■ Listed entries ■

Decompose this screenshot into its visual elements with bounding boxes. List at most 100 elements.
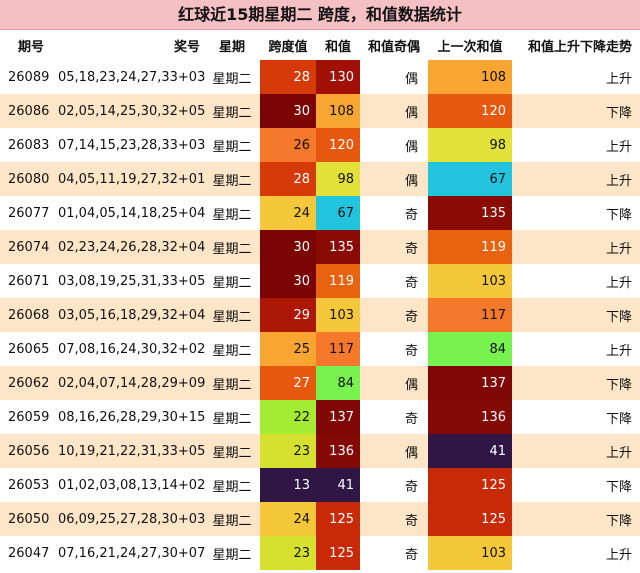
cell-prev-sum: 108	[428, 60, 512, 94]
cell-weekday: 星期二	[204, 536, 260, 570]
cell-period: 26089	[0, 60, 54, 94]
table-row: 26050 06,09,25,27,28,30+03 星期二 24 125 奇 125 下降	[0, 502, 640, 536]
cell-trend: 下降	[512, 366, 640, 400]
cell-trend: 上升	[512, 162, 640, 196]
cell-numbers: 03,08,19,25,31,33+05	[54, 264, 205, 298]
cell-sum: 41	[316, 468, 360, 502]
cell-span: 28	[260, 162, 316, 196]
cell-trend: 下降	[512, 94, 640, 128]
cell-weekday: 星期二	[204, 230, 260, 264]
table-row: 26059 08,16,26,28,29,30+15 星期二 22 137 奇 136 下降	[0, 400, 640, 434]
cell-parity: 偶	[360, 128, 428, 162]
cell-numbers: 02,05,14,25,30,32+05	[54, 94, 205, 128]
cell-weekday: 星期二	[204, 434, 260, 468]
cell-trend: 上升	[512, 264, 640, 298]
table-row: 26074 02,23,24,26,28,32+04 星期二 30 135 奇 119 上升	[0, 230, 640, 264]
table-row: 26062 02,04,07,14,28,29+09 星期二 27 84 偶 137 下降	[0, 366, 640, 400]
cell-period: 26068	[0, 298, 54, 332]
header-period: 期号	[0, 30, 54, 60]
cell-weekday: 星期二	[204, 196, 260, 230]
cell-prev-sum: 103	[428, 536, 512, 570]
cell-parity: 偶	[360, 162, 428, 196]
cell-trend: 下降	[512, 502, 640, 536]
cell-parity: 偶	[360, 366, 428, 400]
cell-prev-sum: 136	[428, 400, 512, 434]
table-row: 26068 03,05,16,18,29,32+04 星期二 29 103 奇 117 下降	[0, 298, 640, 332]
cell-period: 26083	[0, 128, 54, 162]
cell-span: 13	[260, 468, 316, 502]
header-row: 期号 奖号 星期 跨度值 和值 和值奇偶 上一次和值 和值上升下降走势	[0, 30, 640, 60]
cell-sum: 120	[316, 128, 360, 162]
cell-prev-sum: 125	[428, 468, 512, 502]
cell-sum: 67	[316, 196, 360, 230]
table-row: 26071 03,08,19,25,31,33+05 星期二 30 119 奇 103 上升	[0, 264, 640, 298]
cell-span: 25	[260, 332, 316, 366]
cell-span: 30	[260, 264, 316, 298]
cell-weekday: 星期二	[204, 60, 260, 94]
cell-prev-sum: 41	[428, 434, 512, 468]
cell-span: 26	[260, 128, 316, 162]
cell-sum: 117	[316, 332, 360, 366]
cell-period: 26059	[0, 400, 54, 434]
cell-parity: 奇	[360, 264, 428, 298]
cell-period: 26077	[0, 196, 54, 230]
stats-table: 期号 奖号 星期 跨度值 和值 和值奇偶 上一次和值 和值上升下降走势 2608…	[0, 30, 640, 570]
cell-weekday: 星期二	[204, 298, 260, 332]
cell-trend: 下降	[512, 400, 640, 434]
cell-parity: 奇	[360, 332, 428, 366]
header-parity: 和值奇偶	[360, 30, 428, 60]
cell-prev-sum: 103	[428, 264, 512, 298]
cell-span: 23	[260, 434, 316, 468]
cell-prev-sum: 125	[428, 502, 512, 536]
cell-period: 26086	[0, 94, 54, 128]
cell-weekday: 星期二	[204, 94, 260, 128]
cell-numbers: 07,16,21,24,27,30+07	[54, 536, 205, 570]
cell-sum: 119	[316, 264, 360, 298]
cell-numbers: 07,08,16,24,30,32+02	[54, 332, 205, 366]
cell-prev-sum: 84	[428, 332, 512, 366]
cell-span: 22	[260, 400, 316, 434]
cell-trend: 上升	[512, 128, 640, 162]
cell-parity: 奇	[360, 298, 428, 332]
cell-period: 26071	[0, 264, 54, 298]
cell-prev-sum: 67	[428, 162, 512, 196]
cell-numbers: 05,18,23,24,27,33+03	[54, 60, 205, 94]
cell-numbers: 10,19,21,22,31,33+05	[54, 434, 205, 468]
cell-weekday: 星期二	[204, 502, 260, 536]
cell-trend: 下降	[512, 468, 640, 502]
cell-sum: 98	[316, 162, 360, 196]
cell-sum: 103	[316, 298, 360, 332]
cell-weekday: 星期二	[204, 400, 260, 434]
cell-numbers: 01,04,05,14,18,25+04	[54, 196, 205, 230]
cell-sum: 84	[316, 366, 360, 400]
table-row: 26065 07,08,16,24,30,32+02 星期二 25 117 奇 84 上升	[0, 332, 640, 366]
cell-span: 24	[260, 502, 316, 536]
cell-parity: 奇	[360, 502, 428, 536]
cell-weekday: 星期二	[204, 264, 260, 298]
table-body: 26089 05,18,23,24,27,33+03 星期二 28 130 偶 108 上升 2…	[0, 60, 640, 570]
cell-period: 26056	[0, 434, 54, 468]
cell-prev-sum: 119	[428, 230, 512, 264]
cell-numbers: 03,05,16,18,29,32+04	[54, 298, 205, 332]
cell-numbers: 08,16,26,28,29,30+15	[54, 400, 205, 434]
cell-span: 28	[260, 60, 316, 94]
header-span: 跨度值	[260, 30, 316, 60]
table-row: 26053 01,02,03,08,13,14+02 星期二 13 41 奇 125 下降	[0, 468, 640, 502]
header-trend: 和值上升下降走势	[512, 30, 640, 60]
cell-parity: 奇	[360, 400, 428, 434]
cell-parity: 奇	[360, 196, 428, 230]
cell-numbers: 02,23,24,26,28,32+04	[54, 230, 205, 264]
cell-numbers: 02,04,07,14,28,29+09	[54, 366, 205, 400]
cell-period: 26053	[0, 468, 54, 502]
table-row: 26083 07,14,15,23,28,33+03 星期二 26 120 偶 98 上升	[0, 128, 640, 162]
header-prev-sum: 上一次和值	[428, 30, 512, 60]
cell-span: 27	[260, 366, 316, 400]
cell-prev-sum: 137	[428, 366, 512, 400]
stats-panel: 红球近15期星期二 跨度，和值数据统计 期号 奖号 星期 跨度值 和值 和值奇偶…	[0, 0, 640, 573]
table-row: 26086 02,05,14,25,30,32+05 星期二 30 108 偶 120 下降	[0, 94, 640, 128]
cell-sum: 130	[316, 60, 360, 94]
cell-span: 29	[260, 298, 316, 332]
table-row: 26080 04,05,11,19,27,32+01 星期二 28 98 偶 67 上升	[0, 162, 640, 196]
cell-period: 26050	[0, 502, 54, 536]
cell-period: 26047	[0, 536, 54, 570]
* * *
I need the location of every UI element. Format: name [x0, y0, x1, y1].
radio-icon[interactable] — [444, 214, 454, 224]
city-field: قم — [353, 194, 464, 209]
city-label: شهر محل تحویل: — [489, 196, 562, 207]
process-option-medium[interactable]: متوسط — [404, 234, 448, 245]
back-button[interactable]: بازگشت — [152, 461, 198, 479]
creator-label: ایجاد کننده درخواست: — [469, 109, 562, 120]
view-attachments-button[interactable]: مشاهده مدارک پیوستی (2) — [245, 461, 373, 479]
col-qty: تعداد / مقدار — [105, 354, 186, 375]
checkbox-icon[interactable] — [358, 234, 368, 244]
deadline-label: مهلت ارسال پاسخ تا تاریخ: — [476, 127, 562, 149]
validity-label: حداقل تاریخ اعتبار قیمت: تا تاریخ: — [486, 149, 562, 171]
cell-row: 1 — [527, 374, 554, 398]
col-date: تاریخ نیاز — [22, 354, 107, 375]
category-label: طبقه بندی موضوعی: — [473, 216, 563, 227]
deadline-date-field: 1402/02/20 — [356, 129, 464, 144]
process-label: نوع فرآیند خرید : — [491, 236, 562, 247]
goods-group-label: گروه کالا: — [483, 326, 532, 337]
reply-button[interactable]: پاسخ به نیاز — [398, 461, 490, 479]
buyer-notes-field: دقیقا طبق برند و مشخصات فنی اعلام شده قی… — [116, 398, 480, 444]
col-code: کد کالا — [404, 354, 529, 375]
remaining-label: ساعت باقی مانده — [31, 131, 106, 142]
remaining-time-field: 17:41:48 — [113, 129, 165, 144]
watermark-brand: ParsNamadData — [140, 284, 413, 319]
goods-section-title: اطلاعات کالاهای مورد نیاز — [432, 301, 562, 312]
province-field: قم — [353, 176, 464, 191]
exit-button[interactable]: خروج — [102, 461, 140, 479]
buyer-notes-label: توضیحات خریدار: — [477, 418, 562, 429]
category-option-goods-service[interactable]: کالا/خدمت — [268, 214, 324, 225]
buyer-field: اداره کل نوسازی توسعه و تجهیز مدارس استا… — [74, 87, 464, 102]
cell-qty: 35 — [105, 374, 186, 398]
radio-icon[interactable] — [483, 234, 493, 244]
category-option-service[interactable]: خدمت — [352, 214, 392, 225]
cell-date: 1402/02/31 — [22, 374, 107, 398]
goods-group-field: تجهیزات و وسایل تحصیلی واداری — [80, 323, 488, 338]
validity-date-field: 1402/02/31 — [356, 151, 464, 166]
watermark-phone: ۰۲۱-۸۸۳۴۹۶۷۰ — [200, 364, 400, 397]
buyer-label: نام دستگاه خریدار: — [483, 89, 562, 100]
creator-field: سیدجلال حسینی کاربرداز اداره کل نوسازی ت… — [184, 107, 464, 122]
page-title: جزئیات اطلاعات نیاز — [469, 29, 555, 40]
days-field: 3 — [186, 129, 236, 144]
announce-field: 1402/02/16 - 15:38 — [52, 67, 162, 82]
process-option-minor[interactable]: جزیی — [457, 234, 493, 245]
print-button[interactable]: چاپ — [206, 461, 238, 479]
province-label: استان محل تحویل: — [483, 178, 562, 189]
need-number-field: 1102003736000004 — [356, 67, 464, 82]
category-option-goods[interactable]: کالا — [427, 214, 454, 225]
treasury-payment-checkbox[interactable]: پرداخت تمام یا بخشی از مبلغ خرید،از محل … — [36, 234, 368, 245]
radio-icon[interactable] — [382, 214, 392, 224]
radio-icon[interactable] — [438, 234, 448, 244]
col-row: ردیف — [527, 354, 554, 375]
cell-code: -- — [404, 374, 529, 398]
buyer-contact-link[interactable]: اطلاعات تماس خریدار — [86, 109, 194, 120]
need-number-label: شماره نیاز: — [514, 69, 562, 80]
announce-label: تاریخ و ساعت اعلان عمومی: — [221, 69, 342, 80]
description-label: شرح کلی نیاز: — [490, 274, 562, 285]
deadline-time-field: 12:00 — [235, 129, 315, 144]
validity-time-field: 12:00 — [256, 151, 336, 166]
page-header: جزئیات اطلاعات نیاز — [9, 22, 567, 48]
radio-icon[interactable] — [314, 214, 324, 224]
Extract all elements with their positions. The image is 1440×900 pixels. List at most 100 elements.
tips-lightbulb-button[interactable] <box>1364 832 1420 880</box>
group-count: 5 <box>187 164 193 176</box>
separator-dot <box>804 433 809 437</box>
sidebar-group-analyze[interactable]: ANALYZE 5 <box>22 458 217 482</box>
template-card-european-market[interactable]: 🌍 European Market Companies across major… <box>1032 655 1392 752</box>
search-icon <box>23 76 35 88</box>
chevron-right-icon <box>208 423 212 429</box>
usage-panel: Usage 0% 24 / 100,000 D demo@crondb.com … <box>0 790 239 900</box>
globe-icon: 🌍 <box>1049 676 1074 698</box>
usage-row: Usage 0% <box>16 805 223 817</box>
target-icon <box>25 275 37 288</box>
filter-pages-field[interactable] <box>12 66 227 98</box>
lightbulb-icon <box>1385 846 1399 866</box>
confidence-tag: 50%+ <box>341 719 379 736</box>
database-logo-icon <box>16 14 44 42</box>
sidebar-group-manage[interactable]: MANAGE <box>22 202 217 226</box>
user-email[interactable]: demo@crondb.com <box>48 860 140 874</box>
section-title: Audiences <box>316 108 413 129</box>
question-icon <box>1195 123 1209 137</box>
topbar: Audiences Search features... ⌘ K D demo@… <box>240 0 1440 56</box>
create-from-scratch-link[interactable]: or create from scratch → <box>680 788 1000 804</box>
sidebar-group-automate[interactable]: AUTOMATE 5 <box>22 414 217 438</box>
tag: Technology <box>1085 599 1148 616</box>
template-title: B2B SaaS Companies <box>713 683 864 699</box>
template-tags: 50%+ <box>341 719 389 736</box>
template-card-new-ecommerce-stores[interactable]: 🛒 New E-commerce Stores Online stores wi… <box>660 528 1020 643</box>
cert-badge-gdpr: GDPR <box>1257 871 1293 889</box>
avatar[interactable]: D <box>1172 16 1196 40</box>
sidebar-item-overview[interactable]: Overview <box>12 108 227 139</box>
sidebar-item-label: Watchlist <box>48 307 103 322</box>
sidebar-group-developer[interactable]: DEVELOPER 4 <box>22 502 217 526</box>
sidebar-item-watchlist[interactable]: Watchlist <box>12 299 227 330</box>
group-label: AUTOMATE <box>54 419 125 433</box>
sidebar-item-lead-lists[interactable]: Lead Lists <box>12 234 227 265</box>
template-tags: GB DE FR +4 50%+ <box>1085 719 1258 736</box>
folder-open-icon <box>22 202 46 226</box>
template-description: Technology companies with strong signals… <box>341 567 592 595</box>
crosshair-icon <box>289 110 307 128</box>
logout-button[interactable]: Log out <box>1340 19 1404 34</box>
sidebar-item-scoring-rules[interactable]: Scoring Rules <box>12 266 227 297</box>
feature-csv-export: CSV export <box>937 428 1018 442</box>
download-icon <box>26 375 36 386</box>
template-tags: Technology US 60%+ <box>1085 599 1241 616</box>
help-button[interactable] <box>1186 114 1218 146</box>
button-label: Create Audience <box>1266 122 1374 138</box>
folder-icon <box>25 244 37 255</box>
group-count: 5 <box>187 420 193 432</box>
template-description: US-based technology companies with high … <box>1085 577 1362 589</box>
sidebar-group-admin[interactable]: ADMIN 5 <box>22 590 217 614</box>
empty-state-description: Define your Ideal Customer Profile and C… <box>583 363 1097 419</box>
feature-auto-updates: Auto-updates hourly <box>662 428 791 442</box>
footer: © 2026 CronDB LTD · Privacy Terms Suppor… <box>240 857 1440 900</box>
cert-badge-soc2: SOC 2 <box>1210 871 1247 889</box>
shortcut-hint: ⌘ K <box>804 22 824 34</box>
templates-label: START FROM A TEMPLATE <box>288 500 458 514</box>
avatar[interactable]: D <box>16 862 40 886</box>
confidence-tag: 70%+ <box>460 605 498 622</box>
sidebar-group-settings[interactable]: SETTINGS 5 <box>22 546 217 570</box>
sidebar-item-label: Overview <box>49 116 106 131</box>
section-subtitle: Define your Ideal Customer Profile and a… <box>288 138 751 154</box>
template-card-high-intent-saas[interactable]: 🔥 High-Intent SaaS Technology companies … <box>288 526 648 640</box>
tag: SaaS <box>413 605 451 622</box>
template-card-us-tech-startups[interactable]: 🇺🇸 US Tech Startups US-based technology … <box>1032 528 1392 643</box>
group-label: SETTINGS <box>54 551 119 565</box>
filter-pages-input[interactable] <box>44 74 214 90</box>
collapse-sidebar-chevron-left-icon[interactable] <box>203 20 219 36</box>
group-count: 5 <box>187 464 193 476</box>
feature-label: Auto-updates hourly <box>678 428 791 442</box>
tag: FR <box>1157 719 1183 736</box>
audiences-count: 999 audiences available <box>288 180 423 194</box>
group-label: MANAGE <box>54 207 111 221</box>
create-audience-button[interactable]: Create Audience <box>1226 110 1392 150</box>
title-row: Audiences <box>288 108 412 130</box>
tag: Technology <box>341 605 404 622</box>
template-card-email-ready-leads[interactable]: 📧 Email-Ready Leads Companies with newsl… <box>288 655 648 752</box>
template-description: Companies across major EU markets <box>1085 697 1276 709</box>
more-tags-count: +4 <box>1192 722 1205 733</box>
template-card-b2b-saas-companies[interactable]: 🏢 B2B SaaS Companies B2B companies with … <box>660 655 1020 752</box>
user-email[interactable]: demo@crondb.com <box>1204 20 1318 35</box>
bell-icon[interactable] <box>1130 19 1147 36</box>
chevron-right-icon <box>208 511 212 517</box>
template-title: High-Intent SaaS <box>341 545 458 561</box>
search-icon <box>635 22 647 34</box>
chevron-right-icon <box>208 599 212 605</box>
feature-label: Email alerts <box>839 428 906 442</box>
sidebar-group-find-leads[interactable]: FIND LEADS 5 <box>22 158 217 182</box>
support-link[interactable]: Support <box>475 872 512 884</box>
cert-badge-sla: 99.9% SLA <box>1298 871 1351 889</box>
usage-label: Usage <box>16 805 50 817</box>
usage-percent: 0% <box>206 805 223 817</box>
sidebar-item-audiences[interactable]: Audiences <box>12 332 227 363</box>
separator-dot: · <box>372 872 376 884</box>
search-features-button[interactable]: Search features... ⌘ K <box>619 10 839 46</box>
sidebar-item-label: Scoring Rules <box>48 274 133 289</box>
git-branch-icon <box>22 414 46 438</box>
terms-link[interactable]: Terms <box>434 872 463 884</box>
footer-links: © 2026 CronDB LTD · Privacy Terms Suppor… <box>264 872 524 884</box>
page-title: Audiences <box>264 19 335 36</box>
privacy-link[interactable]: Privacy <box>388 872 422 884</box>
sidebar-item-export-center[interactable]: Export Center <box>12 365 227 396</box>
...
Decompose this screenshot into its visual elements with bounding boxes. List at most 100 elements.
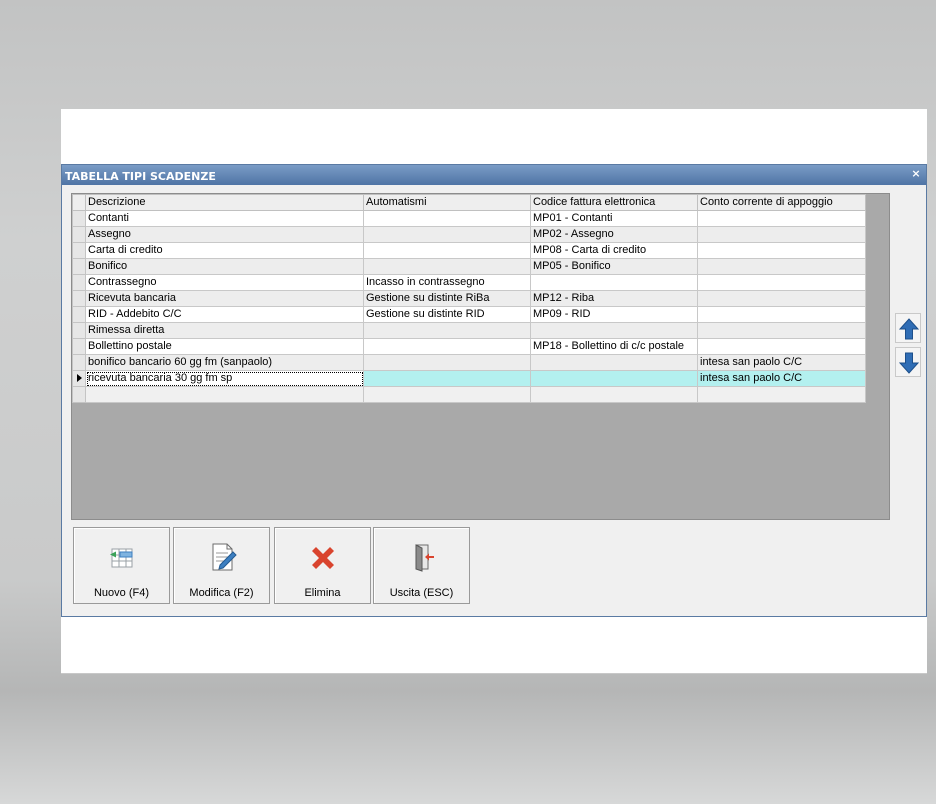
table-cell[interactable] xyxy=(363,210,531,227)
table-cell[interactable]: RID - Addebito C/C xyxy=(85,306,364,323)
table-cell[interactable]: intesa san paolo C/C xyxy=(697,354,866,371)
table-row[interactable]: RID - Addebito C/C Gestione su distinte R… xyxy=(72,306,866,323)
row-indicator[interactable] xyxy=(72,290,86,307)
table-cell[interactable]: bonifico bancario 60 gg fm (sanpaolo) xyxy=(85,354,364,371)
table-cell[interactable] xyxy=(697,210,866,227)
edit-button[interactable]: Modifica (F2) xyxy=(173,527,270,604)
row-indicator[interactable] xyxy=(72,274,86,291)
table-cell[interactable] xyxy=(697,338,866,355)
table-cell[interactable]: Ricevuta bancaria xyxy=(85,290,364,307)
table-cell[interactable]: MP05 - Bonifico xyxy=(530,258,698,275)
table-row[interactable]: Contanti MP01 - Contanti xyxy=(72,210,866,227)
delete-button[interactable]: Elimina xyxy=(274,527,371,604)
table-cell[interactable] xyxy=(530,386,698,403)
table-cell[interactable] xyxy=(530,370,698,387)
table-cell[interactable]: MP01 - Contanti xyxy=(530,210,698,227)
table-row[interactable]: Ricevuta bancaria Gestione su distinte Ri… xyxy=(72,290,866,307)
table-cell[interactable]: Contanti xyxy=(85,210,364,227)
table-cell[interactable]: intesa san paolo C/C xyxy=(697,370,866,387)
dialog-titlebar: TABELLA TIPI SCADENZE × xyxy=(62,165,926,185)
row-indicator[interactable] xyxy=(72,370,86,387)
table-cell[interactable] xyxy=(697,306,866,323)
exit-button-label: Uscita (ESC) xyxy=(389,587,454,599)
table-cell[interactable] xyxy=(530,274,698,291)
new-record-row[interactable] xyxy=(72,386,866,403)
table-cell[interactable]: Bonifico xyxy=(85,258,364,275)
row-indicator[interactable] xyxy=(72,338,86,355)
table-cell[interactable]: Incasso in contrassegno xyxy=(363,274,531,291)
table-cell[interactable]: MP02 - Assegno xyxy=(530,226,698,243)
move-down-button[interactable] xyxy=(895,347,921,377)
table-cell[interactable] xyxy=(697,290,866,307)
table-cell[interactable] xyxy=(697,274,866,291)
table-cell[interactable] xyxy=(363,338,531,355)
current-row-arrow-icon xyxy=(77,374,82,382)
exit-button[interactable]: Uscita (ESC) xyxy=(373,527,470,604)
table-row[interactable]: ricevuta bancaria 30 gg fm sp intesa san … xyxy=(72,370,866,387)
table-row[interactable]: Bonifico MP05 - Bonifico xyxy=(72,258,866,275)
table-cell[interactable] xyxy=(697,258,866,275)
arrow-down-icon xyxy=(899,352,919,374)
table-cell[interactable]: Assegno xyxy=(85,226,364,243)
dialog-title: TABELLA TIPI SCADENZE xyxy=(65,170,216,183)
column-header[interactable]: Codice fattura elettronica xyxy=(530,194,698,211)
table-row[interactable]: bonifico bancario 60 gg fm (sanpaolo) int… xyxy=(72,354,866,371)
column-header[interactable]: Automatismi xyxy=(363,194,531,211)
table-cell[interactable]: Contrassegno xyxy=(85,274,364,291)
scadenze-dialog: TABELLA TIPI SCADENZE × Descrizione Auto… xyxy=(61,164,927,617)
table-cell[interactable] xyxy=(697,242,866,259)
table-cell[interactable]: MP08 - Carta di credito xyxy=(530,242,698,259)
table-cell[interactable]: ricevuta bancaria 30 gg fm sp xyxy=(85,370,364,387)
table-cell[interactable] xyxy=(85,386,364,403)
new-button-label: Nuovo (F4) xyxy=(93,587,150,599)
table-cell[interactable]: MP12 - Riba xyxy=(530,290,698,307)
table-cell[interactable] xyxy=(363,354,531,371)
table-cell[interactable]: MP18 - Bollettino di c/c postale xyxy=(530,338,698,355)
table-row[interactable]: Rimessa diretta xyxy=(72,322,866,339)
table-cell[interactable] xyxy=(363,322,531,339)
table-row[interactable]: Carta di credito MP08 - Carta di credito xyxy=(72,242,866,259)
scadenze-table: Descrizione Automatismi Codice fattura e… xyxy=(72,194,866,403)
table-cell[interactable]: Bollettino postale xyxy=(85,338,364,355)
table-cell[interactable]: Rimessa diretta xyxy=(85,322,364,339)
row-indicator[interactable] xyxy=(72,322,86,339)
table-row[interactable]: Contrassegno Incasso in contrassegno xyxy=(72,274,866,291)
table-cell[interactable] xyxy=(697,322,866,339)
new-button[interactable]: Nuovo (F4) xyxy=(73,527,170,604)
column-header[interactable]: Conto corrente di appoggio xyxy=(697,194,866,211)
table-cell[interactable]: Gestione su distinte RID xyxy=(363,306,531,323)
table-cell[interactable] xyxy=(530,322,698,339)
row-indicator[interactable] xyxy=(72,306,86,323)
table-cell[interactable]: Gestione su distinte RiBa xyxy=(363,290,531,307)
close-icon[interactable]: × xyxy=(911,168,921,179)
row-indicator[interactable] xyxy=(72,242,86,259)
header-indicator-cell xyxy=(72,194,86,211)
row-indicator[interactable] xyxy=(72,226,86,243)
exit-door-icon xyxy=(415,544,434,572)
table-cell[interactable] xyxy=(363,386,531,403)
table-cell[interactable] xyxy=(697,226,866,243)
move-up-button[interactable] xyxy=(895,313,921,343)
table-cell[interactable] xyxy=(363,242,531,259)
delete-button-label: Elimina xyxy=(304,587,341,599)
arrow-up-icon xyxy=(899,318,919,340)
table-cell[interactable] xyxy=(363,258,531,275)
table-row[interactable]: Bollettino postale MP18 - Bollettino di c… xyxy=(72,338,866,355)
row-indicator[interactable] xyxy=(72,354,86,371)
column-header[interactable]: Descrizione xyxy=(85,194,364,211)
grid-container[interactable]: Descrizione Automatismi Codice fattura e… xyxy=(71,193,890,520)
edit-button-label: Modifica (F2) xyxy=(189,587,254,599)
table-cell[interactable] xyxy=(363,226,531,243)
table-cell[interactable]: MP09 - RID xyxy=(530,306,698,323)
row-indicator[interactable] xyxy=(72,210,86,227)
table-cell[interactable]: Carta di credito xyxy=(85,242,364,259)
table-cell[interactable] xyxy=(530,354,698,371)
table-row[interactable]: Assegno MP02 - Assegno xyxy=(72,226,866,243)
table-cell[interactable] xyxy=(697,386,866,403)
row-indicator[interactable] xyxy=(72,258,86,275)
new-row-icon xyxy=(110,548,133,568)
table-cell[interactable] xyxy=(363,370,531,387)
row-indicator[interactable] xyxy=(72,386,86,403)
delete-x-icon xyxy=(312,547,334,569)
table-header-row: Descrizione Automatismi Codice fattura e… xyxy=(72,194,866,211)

■ Written exercise ■
How many rows above contain the string "creator" with the same capitalization? Reply with the number only.

■ Task result ■
2